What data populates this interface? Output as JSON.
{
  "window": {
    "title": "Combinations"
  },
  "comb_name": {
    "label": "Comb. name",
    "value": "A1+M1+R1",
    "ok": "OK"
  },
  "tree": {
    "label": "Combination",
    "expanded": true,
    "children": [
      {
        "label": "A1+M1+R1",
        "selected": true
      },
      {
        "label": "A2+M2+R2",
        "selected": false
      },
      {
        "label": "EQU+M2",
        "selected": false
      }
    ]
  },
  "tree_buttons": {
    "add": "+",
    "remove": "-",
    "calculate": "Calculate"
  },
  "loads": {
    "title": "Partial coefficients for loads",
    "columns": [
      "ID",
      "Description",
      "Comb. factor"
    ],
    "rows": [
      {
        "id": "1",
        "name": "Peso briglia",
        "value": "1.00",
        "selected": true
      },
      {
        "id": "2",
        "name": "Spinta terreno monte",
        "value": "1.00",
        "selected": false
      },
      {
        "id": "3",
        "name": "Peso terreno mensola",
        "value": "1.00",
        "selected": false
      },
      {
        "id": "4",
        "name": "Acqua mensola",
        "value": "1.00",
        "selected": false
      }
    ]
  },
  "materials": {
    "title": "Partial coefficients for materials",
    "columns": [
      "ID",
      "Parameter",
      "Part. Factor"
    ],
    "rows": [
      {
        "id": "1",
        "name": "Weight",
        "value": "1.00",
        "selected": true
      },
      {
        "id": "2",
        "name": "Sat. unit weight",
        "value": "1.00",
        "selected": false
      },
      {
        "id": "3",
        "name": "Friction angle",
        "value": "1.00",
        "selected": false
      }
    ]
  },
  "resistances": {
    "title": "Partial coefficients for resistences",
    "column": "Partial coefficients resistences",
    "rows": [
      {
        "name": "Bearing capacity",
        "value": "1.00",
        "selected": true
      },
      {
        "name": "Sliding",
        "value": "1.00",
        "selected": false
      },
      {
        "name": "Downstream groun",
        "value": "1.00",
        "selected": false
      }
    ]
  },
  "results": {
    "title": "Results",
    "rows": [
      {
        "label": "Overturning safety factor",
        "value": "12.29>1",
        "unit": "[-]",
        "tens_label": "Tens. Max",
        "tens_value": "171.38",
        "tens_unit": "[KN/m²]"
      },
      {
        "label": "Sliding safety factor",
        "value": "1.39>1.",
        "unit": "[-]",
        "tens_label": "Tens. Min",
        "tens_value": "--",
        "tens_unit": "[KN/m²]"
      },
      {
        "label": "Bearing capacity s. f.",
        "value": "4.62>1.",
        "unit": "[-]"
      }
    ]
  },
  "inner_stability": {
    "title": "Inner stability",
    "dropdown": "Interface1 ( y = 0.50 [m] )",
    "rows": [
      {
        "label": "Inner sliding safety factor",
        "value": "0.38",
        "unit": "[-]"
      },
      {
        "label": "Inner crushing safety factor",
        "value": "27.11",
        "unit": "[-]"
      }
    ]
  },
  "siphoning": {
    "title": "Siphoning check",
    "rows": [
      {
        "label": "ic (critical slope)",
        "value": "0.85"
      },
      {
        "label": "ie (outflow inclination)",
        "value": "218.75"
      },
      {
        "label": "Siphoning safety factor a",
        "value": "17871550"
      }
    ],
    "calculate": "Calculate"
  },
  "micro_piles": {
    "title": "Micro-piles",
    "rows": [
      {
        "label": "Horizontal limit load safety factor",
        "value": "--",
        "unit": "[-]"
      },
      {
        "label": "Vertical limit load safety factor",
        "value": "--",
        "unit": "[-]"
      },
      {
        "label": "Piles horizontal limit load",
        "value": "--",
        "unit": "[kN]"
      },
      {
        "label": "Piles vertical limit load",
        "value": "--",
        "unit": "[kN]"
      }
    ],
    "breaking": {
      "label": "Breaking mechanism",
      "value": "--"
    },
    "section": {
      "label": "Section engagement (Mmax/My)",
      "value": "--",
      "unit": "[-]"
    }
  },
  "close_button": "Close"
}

####################

Restate all of the entries above precisely.

Full answer
What data populates this interface? Output as JSON.
{
  "window": {
    "title": "Combinations"
  },
  "comb_name": {
    "label": "Comb. name",
    "value": "A1+M1+R1",
    "ok": "OK"
  },
  "tree": {
    "label": "Combination",
    "expanded": true,
    "children": [
      {
        "label": "A1+M1+R1",
        "selected": true
      },
      {
        "label": "A2+M2+R2",
        "selected": false
      },
      {
        "label": "EQU+M2",
        "selected": false
      }
    ]
  },
  "tree_buttons": {
    "add": "+",
    "remove": "-",
    "calculate": "Calculate"
  },
  "loads": {
    "title": "Partial coefficients for loads",
    "columns": [
      "ID",
      "Description",
      "Comb. factor"
    ],
    "rows": [
      {
        "id": "1",
        "name": "Peso briglia",
        "value": "1.00",
        "selected": true
      },
      {
        "id": "2",
        "name": "Spinta terreno monte",
        "value": "1.00",
        "selected": false
      },
      {
        "id": "3",
        "name": "Peso terreno mensola",
        "value": "1.00",
        "selected": false
      },
      {
        "id": "4",
        "name": "Acqua mensola",
        "value": "1.00",
        "selected": false
      }
    ]
  },
  "materials": {
    "title": "Partial coefficients for materials",
    "columns": [
      "ID",
      "Parameter",
      "Part. Factor"
    ],
    "rows": [
      {
        "id": "1",
        "name": "Weight",
        "value": "1.00",
        "selected": true
      },
      {
        "id": "2",
        "name": "Sat. unit weight",
        "value": "1.00",
        "selected": false
      },
      {
        "id": "3",
        "name": "Friction angle",
        "value": "1.00",
        "selected": false
      }
    ]
  },
  "resistances": {
    "title": "Partial coefficients for resistences",
    "column": "Partial coefficients resistences",
    "rows": [
      {
        "name": "Bearing capacity",
        "value": "1.00",
        "selected": true
      },
      {
        "name": "Sliding",
        "value": "1.00",
        "selected": false
      },
      {
        "name": "Downstream groun",
        "value": "1.00",
        "selected": false
      }
    ]
  },
  "results": {
    "title": "Results",
    "rows": [
      {
        "label": "Overturning safety factor",
        "value": "12.29>1",
        "unit": "[-]",
        "tens_label": "Tens. Max",
        "tens_value": "171.38",
        "tens_unit": "[KN/m²]"
      },
      {
        "label": "Sliding safety factor",
        "value": "1.39>1.",
        "unit": "[-]",
        "tens_label": "Tens. Min",
        "tens_value": "--",
        "tens_unit": "[KN/m²]"
      },
      {
        "label": "Bearing capacity s. f.",
        "value": "4.62>1.",
        "unit": "[-]"
      }
    ]
  },
  "inner_stability": {
    "title": "Inner stability",
    "dropdown": "Interface1 ( y = 0.50 [m] )",
    "rows": [
      {
        "label": "Inner sliding safety factor",
        "value": "0.38",
        "unit": "[-]"
      },
      {
        "label": "Inner crushing safety factor",
        "value": "27.11",
        "unit": "[-]"
      }
    ]
  },
  "siphoning": {
    "title": "Siphoning check",
    "rows": [
      {
        "label": "ic (critical slope)",
        "value": "0.85"
      },
      {
        "label": "ie (outflow inclination)",
        "value": "218.75"
      },
      {
        "label": "Siphoning safety factor a",
        "value": "17871550"
      }
    ],
    "calculate": "Calculate"
  },
  "micro_piles": {
    "title": "Micro-piles",
    "rows": [
      {
        "label": "Horizontal limit load safety factor",
        "value": "--",
        "unit": "[-]"
      },
      {
        "label": "Vertical limit load safety factor",
        "value": "--",
        "unit": "[-]"
      },
      {
        "label": "Piles horizontal limit load",
        "value": "--",
        "unit": "[kN]"
      },
      {
        "label": "Piles vertical limit load",
        "value": "--",
        "unit": "[kN]"
      }
    ],
    "breaking": {
      "label": "Breaking mechanism",
      "value": "--"
    },
    "section": {
      "label": "Section engagement (Mmax/My)",
      "value": "--",
      "unit": "[-]"
    }
  },
  "close_button": "Close"
}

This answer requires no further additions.